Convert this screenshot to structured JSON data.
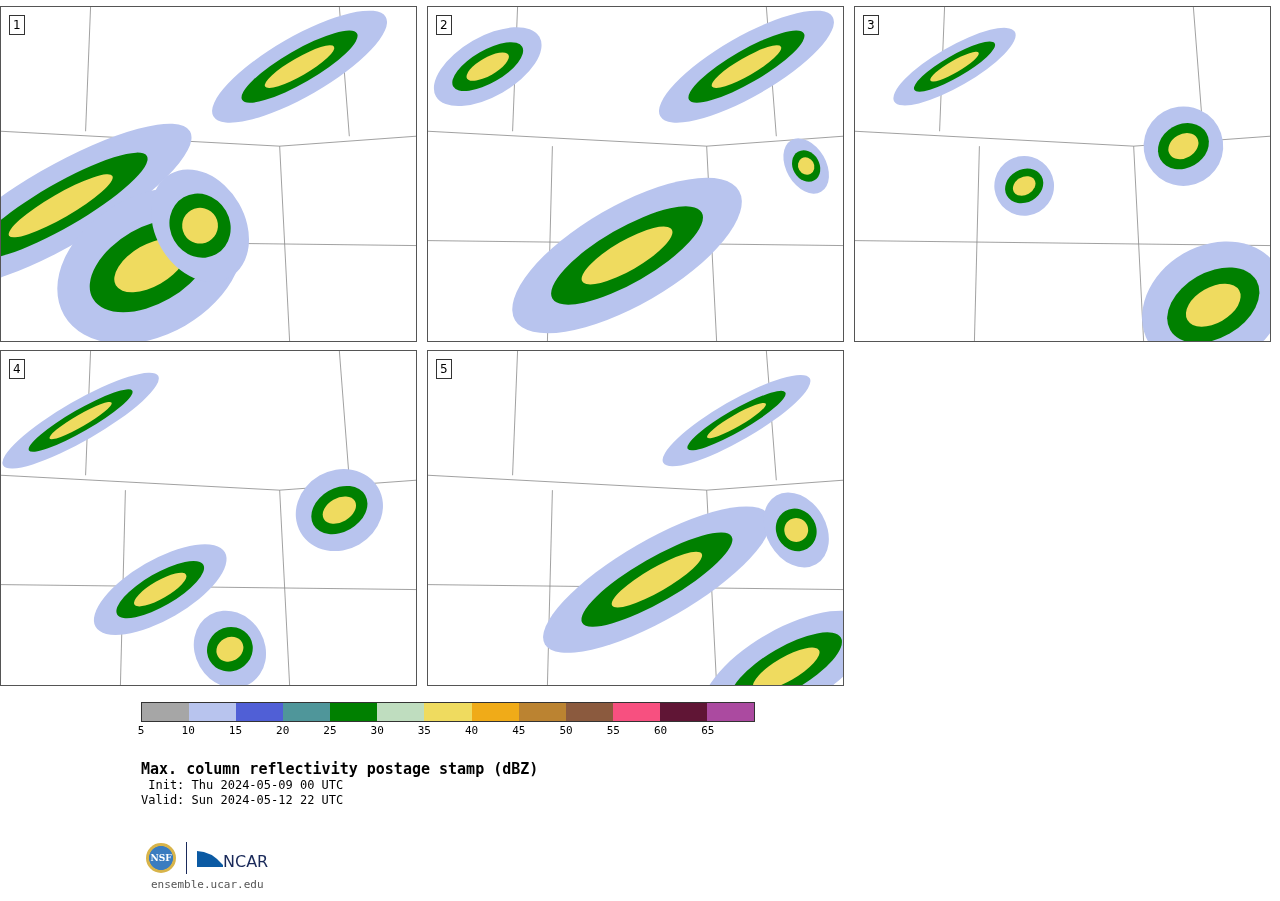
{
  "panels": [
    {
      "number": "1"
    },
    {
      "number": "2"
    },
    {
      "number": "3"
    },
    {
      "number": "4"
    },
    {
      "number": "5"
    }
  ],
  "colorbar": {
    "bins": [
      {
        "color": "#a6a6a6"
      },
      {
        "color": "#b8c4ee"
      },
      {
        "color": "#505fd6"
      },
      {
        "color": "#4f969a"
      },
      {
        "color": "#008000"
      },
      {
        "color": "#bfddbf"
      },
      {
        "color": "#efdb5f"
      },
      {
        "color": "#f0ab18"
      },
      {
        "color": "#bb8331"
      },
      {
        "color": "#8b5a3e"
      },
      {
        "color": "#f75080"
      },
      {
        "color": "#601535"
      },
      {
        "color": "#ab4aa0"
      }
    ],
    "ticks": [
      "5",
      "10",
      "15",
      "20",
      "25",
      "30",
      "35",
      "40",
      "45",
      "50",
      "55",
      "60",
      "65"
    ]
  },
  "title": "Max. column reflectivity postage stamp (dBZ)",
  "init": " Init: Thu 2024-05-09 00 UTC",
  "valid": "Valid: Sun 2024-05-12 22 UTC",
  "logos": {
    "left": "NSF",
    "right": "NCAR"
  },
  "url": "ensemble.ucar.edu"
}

● WRITTEN PROBLEM:
From the listing, extract all text exactly as given and drop any picture.

● RESPONSE:
Convert this screenshot to structured JSON data.
{
  "panels": [
    {
      "number": "1"
    },
    {
      "number": "2"
    },
    {
      "number": "3"
    },
    {
      "number": "4"
    },
    {
      "number": "5"
    }
  ],
  "colorbar": {
    "bins": [
      {
        "color": "#a6a6a6"
      },
      {
        "color": "#b8c4ee"
      },
      {
        "color": "#505fd6"
      },
      {
        "color": "#4f969a"
      },
      {
        "color": "#008000"
      },
      {
        "color": "#bfddbf"
      },
      {
        "color": "#efdb5f"
      },
      {
        "color": "#f0ab18"
      },
      {
        "color": "#bb8331"
      },
      {
        "color": "#8b5a3e"
      },
      {
        "color": "#f75080"
      },
      {
        "color": "#601535"
      },
      {
        "color": "#ab4aa0"
      }
    ],
    "ticks": [
      "5",
      "10",
      "15",
      "20",
      "25",
      "30",
      "35",
      "40",
      "45",
      "50",
      "55",
      "60",
      "65"
    ]
  },
  "title": "Max. column reflectivity postage stamp (dBZ)",
  "init": " Init: Thu 2024-05-09 00 UTC",
  "valid": "Valid: Sun 2024-05-12 22 UTC",
  "logos": {
    "left": "NSF",
    "right": "NCAR"
  },
  "url": "ensemble.ucar.edu"
}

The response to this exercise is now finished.